_Data records_:
===============
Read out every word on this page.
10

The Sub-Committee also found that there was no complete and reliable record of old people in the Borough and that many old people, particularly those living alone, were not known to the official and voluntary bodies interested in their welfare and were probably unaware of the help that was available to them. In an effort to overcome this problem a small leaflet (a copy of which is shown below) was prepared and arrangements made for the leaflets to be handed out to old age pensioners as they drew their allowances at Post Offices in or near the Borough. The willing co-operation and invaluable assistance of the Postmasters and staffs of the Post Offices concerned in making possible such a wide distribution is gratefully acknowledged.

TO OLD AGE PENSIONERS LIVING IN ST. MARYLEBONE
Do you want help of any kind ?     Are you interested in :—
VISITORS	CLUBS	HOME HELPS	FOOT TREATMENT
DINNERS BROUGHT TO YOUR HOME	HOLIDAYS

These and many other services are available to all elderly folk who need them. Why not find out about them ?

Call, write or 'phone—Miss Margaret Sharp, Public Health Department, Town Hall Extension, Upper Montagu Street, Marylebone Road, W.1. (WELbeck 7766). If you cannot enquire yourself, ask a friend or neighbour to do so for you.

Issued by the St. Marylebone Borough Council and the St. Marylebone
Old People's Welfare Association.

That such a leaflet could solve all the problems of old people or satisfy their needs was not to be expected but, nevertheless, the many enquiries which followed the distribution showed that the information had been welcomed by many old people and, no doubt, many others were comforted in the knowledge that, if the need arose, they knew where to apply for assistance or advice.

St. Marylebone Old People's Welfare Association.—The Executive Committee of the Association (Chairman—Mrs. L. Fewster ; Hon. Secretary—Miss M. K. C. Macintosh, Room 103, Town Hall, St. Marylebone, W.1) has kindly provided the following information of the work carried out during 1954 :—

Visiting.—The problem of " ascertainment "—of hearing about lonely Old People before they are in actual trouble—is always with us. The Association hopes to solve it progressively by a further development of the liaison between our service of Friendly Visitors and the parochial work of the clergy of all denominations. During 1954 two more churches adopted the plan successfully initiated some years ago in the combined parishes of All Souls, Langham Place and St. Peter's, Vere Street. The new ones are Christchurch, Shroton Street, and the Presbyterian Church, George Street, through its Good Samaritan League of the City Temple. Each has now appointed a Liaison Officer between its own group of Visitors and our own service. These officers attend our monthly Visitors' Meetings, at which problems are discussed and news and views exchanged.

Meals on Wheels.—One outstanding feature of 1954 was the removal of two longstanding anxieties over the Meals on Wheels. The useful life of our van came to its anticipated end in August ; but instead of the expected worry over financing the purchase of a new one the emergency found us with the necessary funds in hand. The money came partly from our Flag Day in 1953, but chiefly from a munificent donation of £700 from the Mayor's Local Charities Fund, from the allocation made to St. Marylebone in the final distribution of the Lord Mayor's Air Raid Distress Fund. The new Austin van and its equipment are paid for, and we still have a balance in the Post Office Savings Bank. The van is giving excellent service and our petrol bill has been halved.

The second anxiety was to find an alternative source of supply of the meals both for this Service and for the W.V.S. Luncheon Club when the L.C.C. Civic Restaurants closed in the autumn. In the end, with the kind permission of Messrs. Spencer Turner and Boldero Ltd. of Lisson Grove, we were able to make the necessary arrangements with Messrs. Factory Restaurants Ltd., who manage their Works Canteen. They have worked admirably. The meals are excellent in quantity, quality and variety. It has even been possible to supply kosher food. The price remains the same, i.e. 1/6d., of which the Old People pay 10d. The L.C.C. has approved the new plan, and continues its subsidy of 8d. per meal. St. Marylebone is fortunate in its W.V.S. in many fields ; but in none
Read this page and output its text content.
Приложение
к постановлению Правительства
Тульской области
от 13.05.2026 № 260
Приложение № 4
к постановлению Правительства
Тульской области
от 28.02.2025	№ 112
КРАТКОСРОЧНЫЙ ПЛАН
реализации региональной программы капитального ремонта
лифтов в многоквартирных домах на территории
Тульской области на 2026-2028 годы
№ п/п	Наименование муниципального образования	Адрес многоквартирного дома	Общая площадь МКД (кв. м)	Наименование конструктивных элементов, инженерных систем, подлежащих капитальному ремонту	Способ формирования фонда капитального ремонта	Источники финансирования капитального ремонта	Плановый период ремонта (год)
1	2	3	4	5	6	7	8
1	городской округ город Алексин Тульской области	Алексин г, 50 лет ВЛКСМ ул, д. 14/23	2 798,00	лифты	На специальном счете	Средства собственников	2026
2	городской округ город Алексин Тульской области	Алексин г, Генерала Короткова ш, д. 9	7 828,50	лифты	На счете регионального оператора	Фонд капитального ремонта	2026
===============
_What you have to do_: Each record above should be output again exactly.

_Output_:
Read out every word on this page.
10

The Sub-Committee also found that there was no complete and reliable record of old people in the Borough and that many old people, particularly those living alone, were not known to the official and voluntary bodies interested in their welfare and were probably unaware of the help that was available to them. In an effort to overcome this problem a small leaflet (a copy of which is shown below) was prepared and arrangements made for the leaflets to be handed out to old age pensioners as they drew their allowances at Post Offices in or near the Borough. The willing co-operation and invaluable assistance of the Postmasters and staffs of the Post Offices concerned in making possible such a wide distribution is gratefully acknowledged.

TO OLD AGE PENSIONERS LIVING IN ST. MARYLEBONE
Do you want help of any kind ?     Are you interested in :—
VISITORS	CLUBS	HOME HELPS	FOOT TREATMENT
DINNERS BROUGHT TO YOUR HOME	HOLIDAYS

These and many other services are available to all elderly folk who need them. Why not find out about them ?

Call, write or 'phone—Miss Margaret Sharp, Public Health Department, Town Hall Extension, Upper Montagu Street, Marylebone Road, W.1. (WELbeck 7766). If you cannot enquire yourself, ask a friend or neighbour to do so for you.

Issued by the St. Marylebone Borough Council and the St. Marylebone
Old People's Welfare Association.

That such a leaflet could solve all the problems of old people or satisfy their needs was not to be expected but, nevertheless, the many enquiries which followed the distribution showed that the information had been welcomed by many old people and, no doubt, many others were comforted in the knowledge that, if the need arose, they knew where to apply for assistance or advice.

St. Marylebone Old People's Welfare Association.—The Executive Committee of the Association (Chairman—Mrs. L. Fewster ; Hon. Secretary—Miss M. K. C. Macintosh, Room 103, Town Hall, St. Marylebone, W.1) has kindly provided the following information of the work carried out during 1954 :—

Visiting.—The problem of " ascertainment "—of hearing about lonely Old People before they are in actual trouble—is always with us. The Association hopes to solve it progressively by a further development of the liaison between our service of Friendly Visitors and the parochial work of the clergy of all denominations. During 1954 two more churches adopted the plan successfully initiated some years ago in the combined parishes of All Souls, Langham Place and St. Peter's, Vere Street. The new ones are Christchurch, Shroton Street, and the Presbyterian Church, George Street, through its Good Samaritan League of the City Temple. Each has now appointed a Liaison Officer between its own group of Visitors and our own service. These officers attend our monthly Visitors' Meetings, at which problems are discussed and news and views exchanged.

Meals on Wheels.—One outstanding feature of 1954 was the removal of two longstanding anxieties over the Meals on Wheels. The useful life of our van came to its anticipated end in August ; but instead of the expected worry over financing the purchase of a new one the emergency found us with the necessary funds in hand. The money came partly from our Flag Day in 1953, but chiefly from a munificent donation of £700 from the Mayor's Local Charities Fund, from the allocation made to St. Marylebone in the final distribution of the Lord Mayor's Air Raid Distress Fund. The new Austin van and its equipment are paid for, and we still have a balance in the Post Office Savings Bank. The van is giving excellent service and our petrol bill has been halved.

The second anxiety was to find an alternative source of supply of the meals both for this Service and for the W.V.S. Luncheon Club when the L.C.C. Civic Restaurants closed in the autumn. In the end, with the kind permission of Messrs. Spencer Turner and Boldero Ltd. of Lisson Grove, we were able to make the necessary arrangements with Messrs. Factory Restaurants Ltd., who manage their Works Canteen. They have worked admirably. The meals are excellent in quantity, quality and variety. It has even been possible to supply kosher food. The price remains the same, i.e. 1/6d., of which the Old People pay 10d. The L.C.C. has approved the new plan, and continues its subsidy of 8d. per meal. St. Marylebone is fortunate in its W.V.S. in many fields ; but in none
Read this page and output its text content.
Приложение
к постановлению Правительства
Тульской области
от 13.05.2026 № 260
Приложение № 4
к постановлению Правительства
Тульской области
от 28.02.2025	№ 112
КРАТКОСРОЧНЫЙ ПЛАН
реализации региональной программы капитального ремонта
лифтов в многоквартирных домах на территории
Тульской области на 2026-2028 годы
№ п/п	Наименование муниципального образования	Адрес многоквартирного дома	Общая площадь МКД (кв. м)	Наименование конструктивных элементов, инженерных систем, подлежащих капитальному ремонту	Способ формирования фонда капитального ремонта	Источники финансирования капитального ремонта	Плановый период ремонта (год)
1	2	3	4	5	6	7	8
1	городской округ город Алексин Тульской области	Алексин г, 50 лет ВЛКСМ ул, д. 14/23	2 798,00	лифты	На специальном счете	Средства собственников	2026
2	городской округ город Алексин Тульской области	Алексин г, Генерала Короткова ш, д. 9	7 828,50	лифты	На счете регионального оператора	Фонд капитального ремонта	2026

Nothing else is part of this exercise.